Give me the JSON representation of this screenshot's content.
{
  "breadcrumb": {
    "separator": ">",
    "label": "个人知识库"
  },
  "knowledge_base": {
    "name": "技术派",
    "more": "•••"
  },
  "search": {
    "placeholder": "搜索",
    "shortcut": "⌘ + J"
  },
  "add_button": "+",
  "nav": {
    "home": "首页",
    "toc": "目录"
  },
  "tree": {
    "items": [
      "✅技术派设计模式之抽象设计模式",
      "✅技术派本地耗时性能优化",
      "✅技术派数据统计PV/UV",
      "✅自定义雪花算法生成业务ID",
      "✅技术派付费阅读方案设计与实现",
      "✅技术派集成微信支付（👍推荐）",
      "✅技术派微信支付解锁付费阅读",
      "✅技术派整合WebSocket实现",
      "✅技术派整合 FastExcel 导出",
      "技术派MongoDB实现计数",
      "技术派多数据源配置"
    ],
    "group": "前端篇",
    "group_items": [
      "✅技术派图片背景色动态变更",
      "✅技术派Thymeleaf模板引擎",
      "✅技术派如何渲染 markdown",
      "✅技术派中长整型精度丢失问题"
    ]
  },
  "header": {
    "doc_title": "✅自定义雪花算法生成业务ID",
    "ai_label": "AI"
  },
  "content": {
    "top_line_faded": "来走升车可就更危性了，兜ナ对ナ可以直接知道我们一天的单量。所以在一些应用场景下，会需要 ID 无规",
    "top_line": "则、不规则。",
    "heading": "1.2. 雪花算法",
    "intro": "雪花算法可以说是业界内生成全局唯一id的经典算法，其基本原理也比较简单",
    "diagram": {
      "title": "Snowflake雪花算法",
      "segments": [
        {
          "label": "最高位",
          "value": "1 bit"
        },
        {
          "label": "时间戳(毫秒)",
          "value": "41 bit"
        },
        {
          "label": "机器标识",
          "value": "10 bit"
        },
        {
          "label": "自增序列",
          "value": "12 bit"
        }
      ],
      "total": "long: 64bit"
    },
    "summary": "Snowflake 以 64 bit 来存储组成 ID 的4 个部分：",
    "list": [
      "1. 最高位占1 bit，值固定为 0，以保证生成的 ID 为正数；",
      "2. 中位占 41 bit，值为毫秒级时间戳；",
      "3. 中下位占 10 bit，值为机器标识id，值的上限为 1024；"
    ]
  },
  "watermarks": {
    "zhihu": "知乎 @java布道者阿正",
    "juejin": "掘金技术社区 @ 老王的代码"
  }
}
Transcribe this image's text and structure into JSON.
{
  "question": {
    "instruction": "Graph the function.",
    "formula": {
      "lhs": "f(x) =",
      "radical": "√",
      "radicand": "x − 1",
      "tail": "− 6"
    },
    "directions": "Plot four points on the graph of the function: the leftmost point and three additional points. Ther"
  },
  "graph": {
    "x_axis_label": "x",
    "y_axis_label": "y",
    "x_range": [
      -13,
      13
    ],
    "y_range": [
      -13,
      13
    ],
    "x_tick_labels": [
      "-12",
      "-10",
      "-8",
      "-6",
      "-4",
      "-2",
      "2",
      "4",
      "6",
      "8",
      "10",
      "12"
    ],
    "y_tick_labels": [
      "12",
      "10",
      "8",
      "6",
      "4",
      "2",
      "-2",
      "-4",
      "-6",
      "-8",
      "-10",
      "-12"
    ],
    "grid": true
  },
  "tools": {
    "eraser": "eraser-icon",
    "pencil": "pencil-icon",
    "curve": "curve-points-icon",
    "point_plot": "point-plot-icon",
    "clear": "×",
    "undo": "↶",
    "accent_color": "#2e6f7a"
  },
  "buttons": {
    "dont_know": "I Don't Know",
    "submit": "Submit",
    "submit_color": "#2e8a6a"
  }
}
▬▬▬▬▬▬▬▬▬▬
**Problem requirements**
All of the records must be retyped exactly as they are.

**Answer to the problem**
Give me the JSON representation of this screenshot's content.
{
  "breadcrumb": {
    "separator": ">",
    "label": "个人知识库"
  },
  "knowledge_base": {
    "name": "技术派",
    "more": "•••"
  },
  "search": {
    "placeholder": "搜索",
    "shortcut": "⌘ + J"
  },
  "add_button": "+",
  "nav": {
    "home": "首页",
    "toc": "目录"
  },
  "tree": {
    "items": [
      "✅技术派设计模式之抽象设计模式",
      "✅技术派本地耗时性能优化",
      "✅技术派数据统计PV/UV",
      "✅自定义雪花算法生成业务ID",
      "✅技术派付费阅读方案设计与实现",
      "✅技术派集成微信支付（👍推荐）",
      "✅技术派微信支付解锁付费阅读",
      "✅技术派整合WebSocket实现",
      "✅技术派整合 FastExcel 导出",
      "技术派MongoDB实现计数",
      "技术派多数据源配置"
    ],
    "group": "前端篇",
    "group_items": [
      "✅技术派图片背景色动态变更",
      "✅技术派Thymeleaf模板引擎",
      "✅技术派如何渲染 markdown",
      "✅技术派中长整型精度丢失问题"
    ]
  },
  "header": {
    "doc_title": "✅自定义雪花算法生成业务ID",
    "ai_label": "AI"
  },
  "content": {
    "top_line_faded": "来走升车可就更危性了，兜ナ对ナ可以直接知道我们一天的单量。所以在一些应用场景下，会需要 ID 无规",
    "top_line": "则、不规则。",
    "heading": "1.2. 雪花算法",
    "intro": "雪花算法可以说是业界内生成全局唯一id的经典算法，其基本原理也比较简单",
    "diagram": {
      "title": "Snowflake雪花算法",
      "segments": [
        {
          "label": "最高位",
          "value": "1 bit"
        },
        {
          "label": "时间戳(毫秒)",
          "value": "41 bit"
        },
        {
          "label": "机器标识",
          "value": "10 bit"
        },
        {
          "label": "自增序列",
          "value": "12 bit"
        }
      ],
      "total": "long: 64bit"
    },
    "summary": "Snowflake 以 64 bit 来存储组成 ID 的4 个部分：",
    "list": [
      "1. 最高位占1 bit，值固定为 0，以保证生成的 ID 为正数；",
      "2. 中位占 41 bit，值为毫秒级时间戳；",
      "3. 中下位占 10 bit，值为机器标识id，值的上限为 1024；"
    ]
  },
  "watermarks": {
    "zhihu": "知乎 @java布道者阿正",
    "juejin": "掘金技术社区 @ 老王的代码"
  }
}
Transcribe this image's text and structure into JSON.
{
  "question": {
    "instruction": "Graph the function.",
    "formula": {
      "lhs": "f(x) =",
      "radical": "√",
      "radicand": "x − 1",
      "tail": "− 6"
    },
    "directions": "Plot four points on the graph of the function: the leftmost point and three additional points. Ther"
  },
  "graph": {
    "x_axis_label": "x",
    "y_axis_label": "y",
    "x_range": [
      -13,
      13
    ],
    "y_range": [
      -13,
      13
    ],
    "x_tick_labels": [
      "-12",
      "-10",
      "-8",
      "-6",
      "-4",
      "-2",
      "2",
      "4",
      "6",
      "8",
      "10",
      "12"
    ],
    "y_tick_labels": [
      "12",
      "10",
      "8",
      "6",
      "4",
      "2",
      "-2",
      "-4",
      "-6",
      "-8",
      "-10",
      "-12"
    ],
    "grid": true
  },
  "tools": {
    "eraser": "eraser-icon",
    "pencil": "pencil-icon",
    "curve": "curve-points-icon",
    "point_plot": "point-plot-icon",
    "clear": "×",
    "undo": "↶",
    "accent_color": "#2e6f7a"
  },
  "buttons": {
    "dont_know": "I Don't Know",
    "submit": "Submit",
    "submit_color": "#2e8a6a"
  }
}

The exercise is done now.